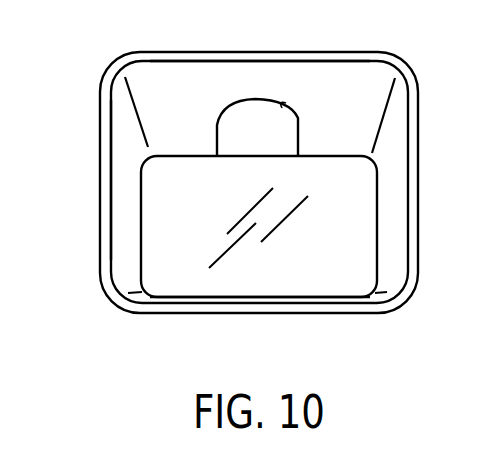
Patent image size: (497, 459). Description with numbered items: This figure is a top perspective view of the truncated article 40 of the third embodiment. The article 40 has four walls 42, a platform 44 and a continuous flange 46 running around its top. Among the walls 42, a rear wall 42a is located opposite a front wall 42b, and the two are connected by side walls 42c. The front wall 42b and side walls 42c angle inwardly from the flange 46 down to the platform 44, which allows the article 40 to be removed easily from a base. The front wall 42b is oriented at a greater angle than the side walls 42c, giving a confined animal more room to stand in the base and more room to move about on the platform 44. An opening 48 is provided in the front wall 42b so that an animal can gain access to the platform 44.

The article 40 is at (105, 309).
The walls 42 is at (392, 221).
The rear wall 42a is at (222, 292).
The front wall 42b is at (206, 73).
The side walls 42c is at (120, 222).
The platform 44 is at (313, 285).
The continuous flange 46 is at (292, 55).
The opening 48 is at (282, 108).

--- Task requirements ---
Turn every line of the listing above into a numbered list, skipping blank lines and leaving the picture out.

--- Correct answer ---
1. Patent image size: (497, 459). Description with numbered items: This figure is a top perspective view of the truncated article 40 of the third embodiment. The article 40 has four walls 42, a platform 44 and a continuous flange 46 running around its top. Among the walls 42, a rear wall 42a is located opposite a front wall 42b, and the two are connected by side walls 42c. The front wall 42b and side walls 42c angle inwardly from the flange 46 down to the platform 44, which allows the article 40 to be removed easily from a base. The front wall 42b is oriented at a greater angle than the side walls 42c, giving a confined animal more room to stand in the base and more room to move about on the platform 44. An opening 48 is provided in the front wall 42b so that an animal can gain access to the platform 44.
2. The article 40 is at (105, 309).
3. The walls 42 is at (392, 221).
4. The rear wall 42a is at (222, 292).
5. The front wall 42b is at (206, 73).
6. The side walls 42c is at (120, 222).
7. The platform 44 is at (313, 285).
8. The continuous flange 46 is at (292, 55).
9. The opening 48 is at (282, 108).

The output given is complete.